GIVEN INFORMATION:
>> Begin
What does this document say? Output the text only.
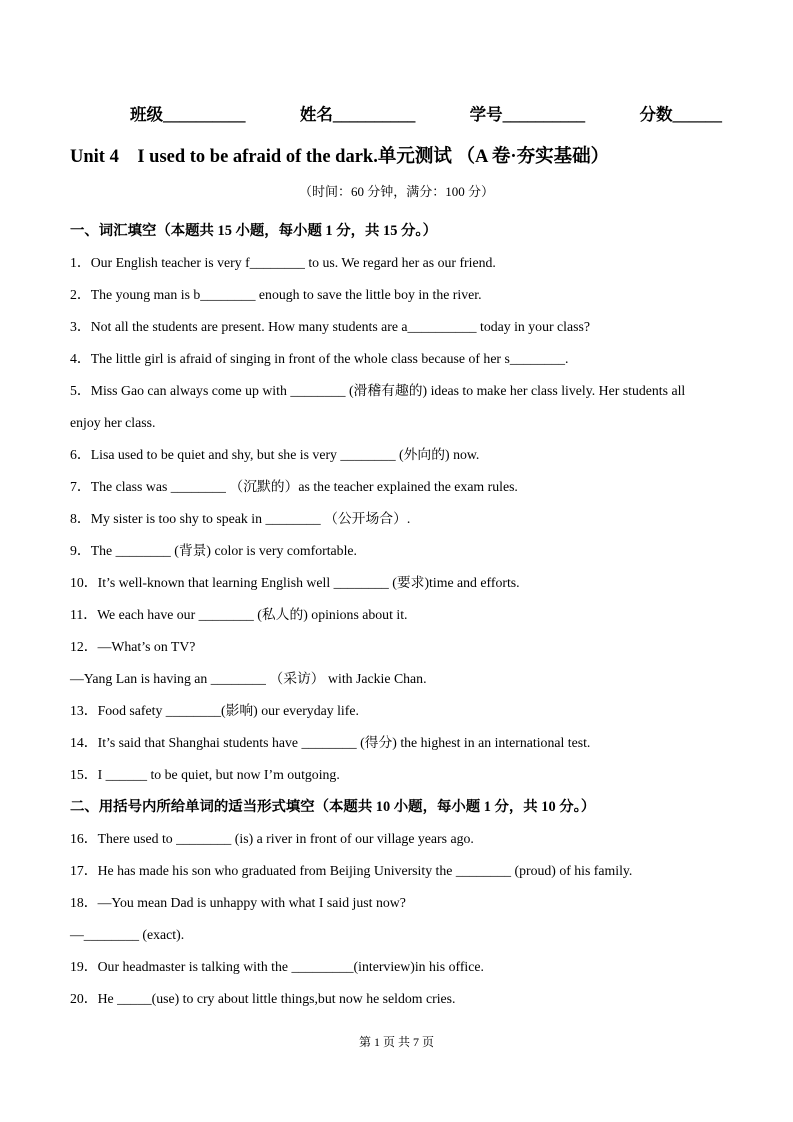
班级__________	姓名__________	学号__________	分数______
Unit 4　I used to be afraid of the dark.单元测试 （A 卷·夯实基础）
（时间：60 分钟，满分：100 分）

一、词汇填空（本题共 15 小题，每小题 1 分，共 15 分。）

1．Our English teacher is very f________ to us. We regard her as our friend.

2．The young man is b________ enough to save the little boy in the river.

3．Not all the students are present. How many students are a__________ today in your class?

4．The little girl is afraid of singing in front of the whole class because of her s________.

5．Miss Gao can always come up with ________ (滑稽有趣的) ideas to make her class lively. Her students all

enjoy her class.

6．Lisa used to be quiet and shy, but she is very ________ (外向的) now.

7．The class was ________ （沉默的）as the teacher explained the exam rules.

8．My sister is too shy to speak in ________ （公开场合）.

9．The ________ (背景) color is very comfortable.

10．It’s well-known that learning English well ________ (要求)time and efforts.

11．We each have our ________ (私人的) opinions about it.

12．—What’s on TV?

—Yang Lan is having an ________ （采访） with Jackie Chan.

13．Food safety ________(影响) our everyday life.

14．It’s said that Shanghai students have ________ (得分) the highest in an international test.

15．I ______ to be quiet, but now I’m outgoing.

二、用括号内所给单词的适当形式填空（本题共 10 小题，每小题 1 分，共 10 分。）

16．There used to ________ (is) a river in front of our village years ago.

17．He has made his son who graduated from Beijing University the ________ (proud) of his family.

18．—You mean Dad is unhappy with what I said just now?

—________ (exact).

19．Our headmaster is talking with the _________(interview)in his office.

20．He _____(use) to cry about little things,but now he seldom cries.

第 1 页 共 7 页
>> End
DESCRIPTION OF THE TASK:
Among the lines of the material above, how many include the string "with"? Report only that number.

OUTPUT FOR THIS EXERCISE:
4